— begin EXCERPTED RECORDS —

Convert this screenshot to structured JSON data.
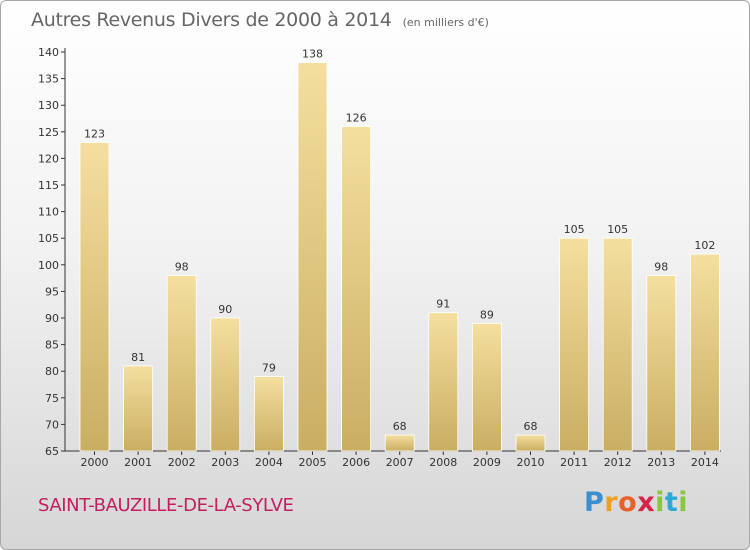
{
  "header": {
    "title": "Autres Revenus Divers de 2000 à 2014",
    "unit": "(en milliers d'€)"
  },
  "footer": {
    "commune": "SAINT-BAUZILLE-DE-LA-SYLVE",
    "logo_letters": [
      "P",
      "r",
      "o",
      "x",
      "i",
      "t",
      "i"
    ],
    "logo_colors": [
      "#3a8fd1",
      "#f0a020",
      "#e8602c",
      "#d6234a",
      "#8cc63f",
      "#2aa8d8",
      "#8cc63f"
    ]
  },
  "colors": {
    "bar_light": "#f5df9f",
    "bar_dark": "#c9ae62",
    "title": "#666666",
    "commune": "#c21e60"
  },
  "chart_data": {
    "type": "bar",
    "title": "Autres Revenus Divers de 2000 à 2014",
    "xlabel": "",
    "ylabel": "",
    "categories": [
      "2000",
      "2001",
      "2002",
      "2003",
      "2004",
      "2005",
      "2006",
      "2007",
      "2008",
      "2009",
      "2010",
      "2011",
      "2012",
      "2013",
      "2014"
    ],
    "values": [
      123,
      81,
      98,
      90,
      79,
      138,
      126,
      68,
      91,
      89,
      68,
      105,
      105,
      98,
      102
    ],
    "ylim": [
      65,
      140
    ],
    "yticks": [
      65,
      70,
      75,
      80,
      85,
      90,
      95,
      100,
      105,
      110,
      115,
      120,
      125,
      130,
      135,
      140
    ],
    "grid": false,
    "legend": "none"
  }
}
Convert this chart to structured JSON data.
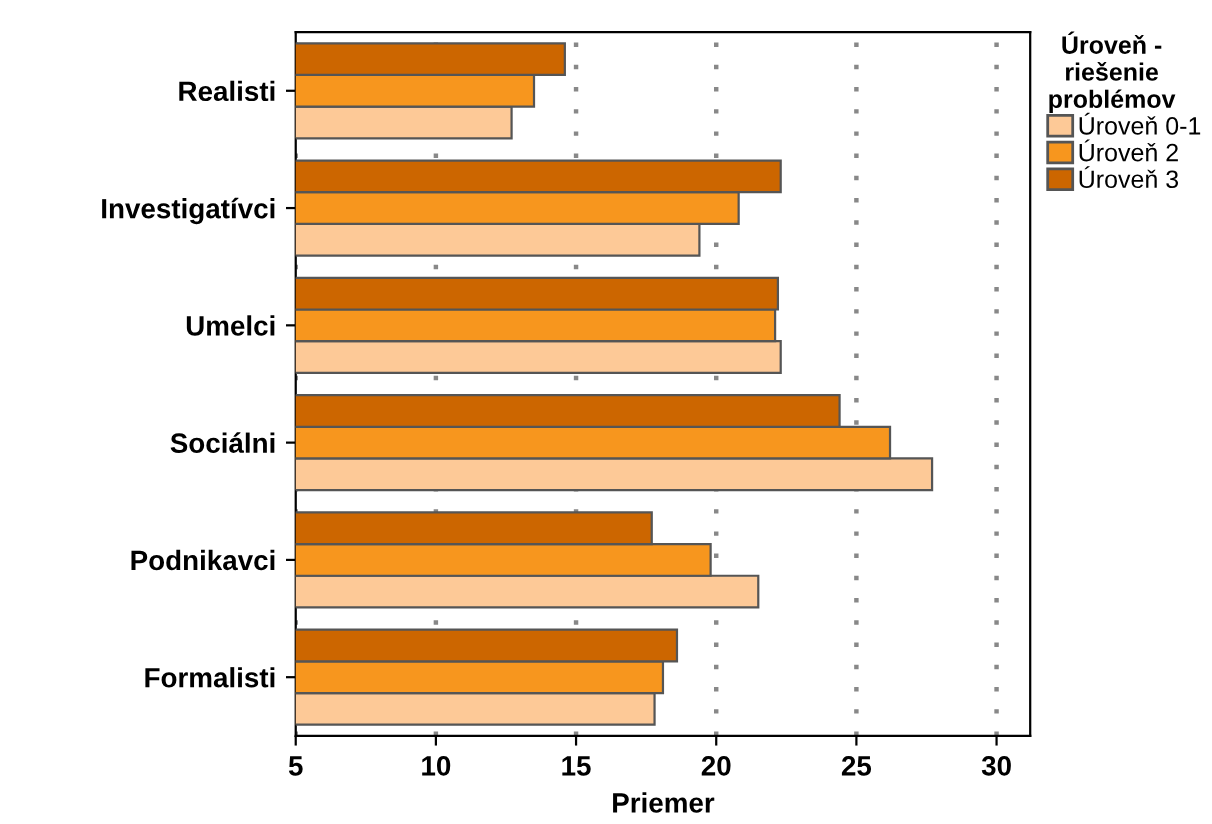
{
  "chart_data": {
    "type": "bar",
    "orientation": "horizontal",
    "xlabel": "Priemer",
    "legend_title": "Úroveň -\nriešenie\nproblémov",
    "categories": [
      "Realisti",
      "Investigatívci",
      "Umelci",
      "Sociálni",
      "Podnikavci",
      "Formalisti"
    ],
    "series": [
      {
        "name": "Úroveň 0-1",
        "color": "#fdc997",
        "values": [
          12.7,
          19.4,
          22.3,
          27.7,
          21.5,
          17.8
        ]
      },
      {
        "name": "Úroveň 2",
        "color": "#f7961e",
        "values": [
          13.5,
          20.8,
          22.1,
          26.2,
          19.8,
          18.1
        ]
      },
      {
        "name": "Úroveň 3",
        "color": "#cc6600",
        "values": [
          14.6,
          22.3,
          22.2,
          24.4,
          17.7,
          18.6
        ]
      }
    ],
    "xlim": [
      5,
      31.2
    ],
    "xticks": [
      5,
      10,
      15,
      20,
      25,
      30
    ],
    "grid": "x",
    "legend": "top right"
  }
}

— end EXCERPTED RECORDS —

Show the lines from the data above that contain the string "this".

# SOLVED EXERCISE
Convert this screenshot to structured JSON data.
Convert this chart to structured JSON data.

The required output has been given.